[WHAT TO PRODUCE]: Gather every line that includes the word "Metrics", please.

[RECORD EXCERPTS]:

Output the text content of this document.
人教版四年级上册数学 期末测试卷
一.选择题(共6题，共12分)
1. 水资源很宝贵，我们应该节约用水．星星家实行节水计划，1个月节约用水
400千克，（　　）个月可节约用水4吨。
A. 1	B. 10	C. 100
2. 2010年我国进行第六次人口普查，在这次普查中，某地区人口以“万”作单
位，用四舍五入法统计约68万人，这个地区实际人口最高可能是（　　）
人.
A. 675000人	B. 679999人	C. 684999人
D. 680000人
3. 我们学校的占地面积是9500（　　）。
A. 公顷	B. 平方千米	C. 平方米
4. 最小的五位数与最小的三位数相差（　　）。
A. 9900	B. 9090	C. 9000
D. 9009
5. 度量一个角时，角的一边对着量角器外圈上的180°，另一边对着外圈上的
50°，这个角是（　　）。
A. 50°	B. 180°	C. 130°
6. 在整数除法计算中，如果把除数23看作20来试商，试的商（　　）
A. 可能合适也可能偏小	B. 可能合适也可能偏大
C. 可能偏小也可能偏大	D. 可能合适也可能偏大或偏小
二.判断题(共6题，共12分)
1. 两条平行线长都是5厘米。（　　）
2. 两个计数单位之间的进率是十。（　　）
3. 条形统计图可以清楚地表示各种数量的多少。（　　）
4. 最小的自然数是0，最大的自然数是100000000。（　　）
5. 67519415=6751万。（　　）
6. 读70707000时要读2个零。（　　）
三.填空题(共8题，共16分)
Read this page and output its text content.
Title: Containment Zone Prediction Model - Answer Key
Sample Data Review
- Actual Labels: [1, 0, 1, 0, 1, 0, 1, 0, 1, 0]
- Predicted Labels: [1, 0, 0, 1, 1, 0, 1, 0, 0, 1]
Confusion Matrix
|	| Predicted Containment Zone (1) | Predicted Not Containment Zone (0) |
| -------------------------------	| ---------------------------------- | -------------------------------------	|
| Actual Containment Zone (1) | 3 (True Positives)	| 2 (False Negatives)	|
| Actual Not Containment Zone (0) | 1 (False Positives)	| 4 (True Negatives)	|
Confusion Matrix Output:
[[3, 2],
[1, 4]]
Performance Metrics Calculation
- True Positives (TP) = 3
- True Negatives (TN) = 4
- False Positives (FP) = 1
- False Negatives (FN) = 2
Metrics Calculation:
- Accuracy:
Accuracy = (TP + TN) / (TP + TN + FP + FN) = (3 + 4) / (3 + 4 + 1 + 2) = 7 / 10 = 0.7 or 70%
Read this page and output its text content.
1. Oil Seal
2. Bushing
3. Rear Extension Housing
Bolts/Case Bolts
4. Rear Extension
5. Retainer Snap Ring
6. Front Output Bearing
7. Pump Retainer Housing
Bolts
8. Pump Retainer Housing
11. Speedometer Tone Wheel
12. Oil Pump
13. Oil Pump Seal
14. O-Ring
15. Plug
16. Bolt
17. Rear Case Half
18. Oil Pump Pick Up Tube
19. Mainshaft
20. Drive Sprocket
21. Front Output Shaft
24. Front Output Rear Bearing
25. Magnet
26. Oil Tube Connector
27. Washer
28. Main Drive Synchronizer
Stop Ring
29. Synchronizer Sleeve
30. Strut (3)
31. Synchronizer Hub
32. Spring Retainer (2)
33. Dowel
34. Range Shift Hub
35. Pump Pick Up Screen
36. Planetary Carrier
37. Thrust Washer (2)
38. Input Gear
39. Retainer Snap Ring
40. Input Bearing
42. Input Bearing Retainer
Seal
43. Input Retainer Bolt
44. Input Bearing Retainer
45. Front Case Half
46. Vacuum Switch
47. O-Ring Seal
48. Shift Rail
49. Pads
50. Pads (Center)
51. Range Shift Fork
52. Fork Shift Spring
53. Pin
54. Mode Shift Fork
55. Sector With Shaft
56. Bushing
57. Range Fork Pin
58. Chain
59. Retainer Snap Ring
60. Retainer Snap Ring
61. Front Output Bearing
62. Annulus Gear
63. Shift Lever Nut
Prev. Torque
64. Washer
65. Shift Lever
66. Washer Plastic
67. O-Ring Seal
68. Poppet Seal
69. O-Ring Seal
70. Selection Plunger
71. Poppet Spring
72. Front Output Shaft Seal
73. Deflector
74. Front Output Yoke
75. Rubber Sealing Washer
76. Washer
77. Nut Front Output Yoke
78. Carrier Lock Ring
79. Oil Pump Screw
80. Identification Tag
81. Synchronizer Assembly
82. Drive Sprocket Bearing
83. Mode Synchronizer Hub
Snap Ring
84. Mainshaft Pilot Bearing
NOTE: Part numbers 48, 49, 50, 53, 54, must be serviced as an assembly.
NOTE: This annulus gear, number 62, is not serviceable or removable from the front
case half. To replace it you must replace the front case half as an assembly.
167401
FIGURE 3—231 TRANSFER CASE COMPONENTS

[RESPONSE TO THE EXERCISE]:
Performance Metrics Calculation
Metrics Calculation:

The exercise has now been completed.